State only how many lines below include the string "adoption".

=== Listed entries ===

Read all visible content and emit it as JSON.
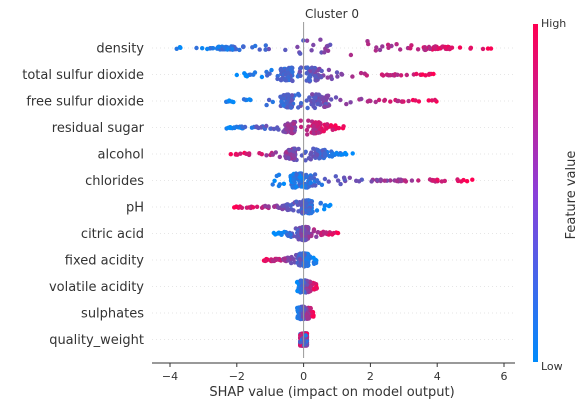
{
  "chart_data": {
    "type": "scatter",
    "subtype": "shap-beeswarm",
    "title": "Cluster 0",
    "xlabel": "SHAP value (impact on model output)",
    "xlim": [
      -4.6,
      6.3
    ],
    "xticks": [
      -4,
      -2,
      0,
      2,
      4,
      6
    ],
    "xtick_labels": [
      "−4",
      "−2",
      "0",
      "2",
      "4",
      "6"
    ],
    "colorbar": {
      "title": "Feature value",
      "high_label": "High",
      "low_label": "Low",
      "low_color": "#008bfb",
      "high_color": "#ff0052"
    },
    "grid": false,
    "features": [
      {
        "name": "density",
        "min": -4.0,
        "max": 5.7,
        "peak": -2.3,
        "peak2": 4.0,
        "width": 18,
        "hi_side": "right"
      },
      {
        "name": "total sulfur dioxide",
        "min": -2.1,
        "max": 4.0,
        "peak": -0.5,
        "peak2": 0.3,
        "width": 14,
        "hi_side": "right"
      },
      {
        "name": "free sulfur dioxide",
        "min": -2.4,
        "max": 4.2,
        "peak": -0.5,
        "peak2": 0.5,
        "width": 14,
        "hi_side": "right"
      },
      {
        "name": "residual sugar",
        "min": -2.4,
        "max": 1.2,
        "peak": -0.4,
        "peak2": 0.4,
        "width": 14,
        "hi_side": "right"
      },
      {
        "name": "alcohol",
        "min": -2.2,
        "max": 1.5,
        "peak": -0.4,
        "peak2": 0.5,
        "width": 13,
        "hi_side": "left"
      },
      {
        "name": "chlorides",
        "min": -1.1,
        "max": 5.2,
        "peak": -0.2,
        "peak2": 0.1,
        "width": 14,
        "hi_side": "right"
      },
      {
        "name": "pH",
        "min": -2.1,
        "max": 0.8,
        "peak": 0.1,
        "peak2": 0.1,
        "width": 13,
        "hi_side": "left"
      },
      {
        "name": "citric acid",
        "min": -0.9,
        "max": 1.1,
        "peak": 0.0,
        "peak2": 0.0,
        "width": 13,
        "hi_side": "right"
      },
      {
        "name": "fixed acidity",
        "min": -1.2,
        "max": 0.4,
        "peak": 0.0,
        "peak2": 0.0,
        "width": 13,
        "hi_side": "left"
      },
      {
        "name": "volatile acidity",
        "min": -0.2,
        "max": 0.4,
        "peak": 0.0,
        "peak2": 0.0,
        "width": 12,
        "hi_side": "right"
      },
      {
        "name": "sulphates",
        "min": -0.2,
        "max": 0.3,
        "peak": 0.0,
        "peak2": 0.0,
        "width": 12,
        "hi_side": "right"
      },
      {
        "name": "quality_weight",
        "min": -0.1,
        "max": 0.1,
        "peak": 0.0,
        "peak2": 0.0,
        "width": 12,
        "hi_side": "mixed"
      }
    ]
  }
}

===
=== Listed entries ===

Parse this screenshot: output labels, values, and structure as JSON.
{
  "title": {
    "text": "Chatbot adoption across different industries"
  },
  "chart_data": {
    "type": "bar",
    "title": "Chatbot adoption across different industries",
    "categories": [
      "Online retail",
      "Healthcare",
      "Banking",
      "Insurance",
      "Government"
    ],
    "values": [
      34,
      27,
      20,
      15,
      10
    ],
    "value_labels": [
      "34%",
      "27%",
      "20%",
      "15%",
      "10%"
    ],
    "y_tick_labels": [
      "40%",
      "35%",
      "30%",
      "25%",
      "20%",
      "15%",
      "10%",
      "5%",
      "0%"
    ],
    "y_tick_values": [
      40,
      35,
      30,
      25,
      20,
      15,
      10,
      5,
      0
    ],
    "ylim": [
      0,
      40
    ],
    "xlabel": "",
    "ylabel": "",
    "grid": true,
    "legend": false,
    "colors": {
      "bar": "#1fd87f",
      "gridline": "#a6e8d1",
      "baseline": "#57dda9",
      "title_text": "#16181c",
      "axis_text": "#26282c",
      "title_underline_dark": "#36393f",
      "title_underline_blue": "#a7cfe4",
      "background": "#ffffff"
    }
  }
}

===

(Answer to this exercise):
2